> [WRITTEN PROBLEM]:
Count the lines below that include the word "views" and write that number alone.

****

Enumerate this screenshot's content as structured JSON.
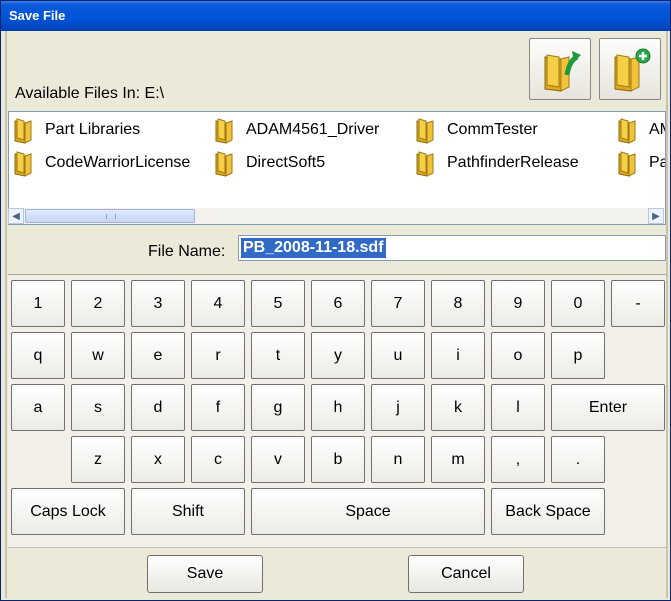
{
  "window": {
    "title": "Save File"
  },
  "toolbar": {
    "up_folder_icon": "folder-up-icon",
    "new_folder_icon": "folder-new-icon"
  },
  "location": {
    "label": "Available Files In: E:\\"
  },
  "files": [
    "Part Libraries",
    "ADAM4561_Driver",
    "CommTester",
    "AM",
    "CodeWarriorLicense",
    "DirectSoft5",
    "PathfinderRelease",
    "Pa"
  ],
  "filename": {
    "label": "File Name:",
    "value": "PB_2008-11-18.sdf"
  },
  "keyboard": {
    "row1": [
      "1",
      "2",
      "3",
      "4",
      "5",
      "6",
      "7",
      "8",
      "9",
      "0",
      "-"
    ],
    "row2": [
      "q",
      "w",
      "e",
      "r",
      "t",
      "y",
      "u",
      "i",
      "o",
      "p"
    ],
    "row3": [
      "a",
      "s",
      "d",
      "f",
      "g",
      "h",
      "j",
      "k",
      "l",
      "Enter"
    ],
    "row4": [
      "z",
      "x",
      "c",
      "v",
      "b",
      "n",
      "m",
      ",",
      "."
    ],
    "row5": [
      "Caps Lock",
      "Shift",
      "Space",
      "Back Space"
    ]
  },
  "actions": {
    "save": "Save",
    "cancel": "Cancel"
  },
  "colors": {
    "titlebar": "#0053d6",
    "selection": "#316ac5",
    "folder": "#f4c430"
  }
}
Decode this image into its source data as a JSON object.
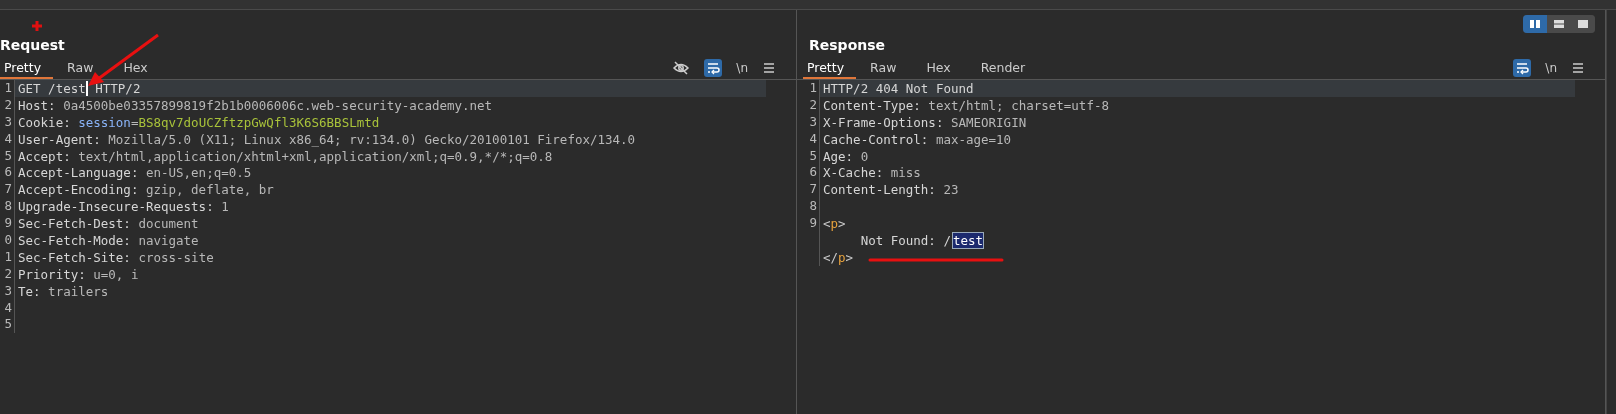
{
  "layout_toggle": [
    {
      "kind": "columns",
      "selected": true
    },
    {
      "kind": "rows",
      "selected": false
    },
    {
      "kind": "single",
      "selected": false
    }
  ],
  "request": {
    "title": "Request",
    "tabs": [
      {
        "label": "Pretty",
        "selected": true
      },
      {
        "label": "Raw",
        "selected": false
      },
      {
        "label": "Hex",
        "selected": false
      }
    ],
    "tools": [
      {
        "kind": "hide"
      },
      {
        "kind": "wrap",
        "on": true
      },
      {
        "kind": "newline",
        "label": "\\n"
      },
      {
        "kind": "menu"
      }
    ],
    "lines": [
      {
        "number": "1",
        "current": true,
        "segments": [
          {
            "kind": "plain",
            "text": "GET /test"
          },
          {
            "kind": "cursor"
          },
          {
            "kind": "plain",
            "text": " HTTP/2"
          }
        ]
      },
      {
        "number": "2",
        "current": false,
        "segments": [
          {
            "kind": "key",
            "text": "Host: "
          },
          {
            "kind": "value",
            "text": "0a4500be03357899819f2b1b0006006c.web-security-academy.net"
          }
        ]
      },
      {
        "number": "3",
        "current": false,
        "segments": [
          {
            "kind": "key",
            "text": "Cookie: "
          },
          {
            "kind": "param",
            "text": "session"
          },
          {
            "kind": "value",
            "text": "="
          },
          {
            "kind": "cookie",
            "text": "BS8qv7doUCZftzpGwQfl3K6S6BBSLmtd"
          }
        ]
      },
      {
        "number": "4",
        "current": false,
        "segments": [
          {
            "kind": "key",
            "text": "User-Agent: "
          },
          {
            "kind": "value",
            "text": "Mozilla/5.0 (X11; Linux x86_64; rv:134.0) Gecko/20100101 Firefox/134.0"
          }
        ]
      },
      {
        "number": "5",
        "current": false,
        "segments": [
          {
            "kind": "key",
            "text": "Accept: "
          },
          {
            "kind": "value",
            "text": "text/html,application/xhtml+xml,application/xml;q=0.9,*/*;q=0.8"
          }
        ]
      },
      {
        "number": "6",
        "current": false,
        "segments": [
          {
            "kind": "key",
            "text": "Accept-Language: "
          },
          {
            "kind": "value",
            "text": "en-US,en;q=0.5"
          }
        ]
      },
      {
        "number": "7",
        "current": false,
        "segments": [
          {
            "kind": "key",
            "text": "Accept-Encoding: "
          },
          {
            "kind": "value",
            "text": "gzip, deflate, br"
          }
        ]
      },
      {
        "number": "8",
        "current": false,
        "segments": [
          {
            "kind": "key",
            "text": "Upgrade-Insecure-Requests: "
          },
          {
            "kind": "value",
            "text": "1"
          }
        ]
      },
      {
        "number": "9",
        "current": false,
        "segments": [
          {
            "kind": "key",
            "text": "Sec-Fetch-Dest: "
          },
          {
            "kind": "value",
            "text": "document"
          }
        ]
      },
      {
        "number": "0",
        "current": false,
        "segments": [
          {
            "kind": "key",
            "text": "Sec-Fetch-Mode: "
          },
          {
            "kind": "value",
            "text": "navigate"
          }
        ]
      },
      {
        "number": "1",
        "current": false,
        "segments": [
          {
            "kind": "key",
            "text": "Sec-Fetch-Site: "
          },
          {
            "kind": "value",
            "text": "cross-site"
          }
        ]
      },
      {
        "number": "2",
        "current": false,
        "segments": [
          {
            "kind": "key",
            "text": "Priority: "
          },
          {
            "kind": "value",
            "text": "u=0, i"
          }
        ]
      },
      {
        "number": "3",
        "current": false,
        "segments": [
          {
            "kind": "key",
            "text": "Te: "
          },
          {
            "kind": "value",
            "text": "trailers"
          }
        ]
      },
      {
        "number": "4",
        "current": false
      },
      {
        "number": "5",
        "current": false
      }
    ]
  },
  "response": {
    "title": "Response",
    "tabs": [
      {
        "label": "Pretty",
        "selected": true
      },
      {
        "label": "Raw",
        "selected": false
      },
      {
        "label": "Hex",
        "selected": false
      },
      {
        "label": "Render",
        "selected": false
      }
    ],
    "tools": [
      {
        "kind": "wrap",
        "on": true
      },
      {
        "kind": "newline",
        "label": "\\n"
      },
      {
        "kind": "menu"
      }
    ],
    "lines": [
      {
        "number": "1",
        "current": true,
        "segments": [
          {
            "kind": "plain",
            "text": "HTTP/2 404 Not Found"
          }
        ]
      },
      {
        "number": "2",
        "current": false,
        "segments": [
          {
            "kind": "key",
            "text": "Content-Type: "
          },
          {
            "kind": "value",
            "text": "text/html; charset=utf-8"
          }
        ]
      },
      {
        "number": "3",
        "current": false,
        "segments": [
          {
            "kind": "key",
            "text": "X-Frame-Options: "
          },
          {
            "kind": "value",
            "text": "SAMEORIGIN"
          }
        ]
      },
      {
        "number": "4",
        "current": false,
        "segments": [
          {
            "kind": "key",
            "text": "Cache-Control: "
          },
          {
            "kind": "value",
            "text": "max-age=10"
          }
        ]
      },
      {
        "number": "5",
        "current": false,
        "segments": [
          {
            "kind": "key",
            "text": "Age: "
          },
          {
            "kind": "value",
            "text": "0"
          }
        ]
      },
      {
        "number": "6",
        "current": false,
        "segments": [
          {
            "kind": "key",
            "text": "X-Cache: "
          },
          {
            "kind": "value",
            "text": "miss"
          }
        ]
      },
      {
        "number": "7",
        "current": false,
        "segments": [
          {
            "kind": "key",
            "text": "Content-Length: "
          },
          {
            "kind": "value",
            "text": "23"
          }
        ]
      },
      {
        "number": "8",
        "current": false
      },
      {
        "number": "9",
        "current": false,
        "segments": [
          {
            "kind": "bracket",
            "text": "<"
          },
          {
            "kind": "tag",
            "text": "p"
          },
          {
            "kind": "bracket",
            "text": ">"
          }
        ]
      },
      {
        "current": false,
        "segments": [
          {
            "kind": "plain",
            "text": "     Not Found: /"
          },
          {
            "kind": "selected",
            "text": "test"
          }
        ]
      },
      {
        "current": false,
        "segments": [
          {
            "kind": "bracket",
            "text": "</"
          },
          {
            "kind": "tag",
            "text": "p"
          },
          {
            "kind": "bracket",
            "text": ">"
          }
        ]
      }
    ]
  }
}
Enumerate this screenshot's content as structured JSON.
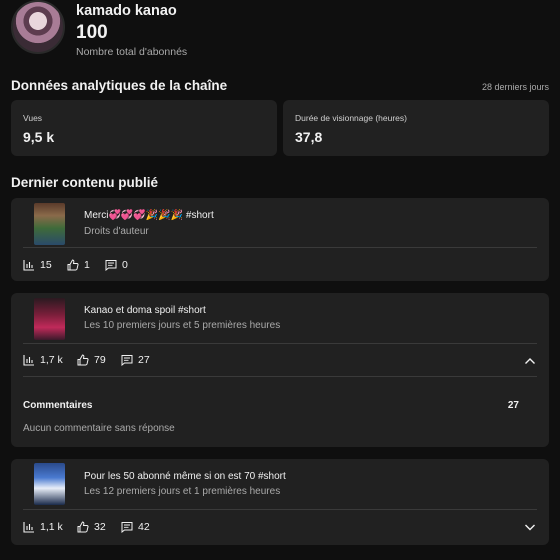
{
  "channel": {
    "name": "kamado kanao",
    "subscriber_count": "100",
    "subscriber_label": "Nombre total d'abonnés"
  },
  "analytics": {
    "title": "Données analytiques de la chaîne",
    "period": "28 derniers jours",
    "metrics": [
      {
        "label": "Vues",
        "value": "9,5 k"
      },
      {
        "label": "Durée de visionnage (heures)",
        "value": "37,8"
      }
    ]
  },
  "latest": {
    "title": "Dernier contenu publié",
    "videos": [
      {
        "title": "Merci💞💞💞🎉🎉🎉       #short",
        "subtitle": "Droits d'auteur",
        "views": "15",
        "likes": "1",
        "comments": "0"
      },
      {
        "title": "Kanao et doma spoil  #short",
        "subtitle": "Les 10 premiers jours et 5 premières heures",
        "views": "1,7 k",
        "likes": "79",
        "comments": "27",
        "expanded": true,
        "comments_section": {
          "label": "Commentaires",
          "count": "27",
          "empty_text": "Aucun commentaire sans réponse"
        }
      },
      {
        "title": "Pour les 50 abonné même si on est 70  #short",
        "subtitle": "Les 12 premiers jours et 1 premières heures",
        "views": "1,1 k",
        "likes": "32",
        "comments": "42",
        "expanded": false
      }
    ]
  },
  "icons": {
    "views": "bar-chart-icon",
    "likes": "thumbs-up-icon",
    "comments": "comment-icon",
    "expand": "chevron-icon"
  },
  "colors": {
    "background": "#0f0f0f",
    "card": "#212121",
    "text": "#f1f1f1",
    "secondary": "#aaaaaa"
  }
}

****

> [EXERCISE RESULT]:
4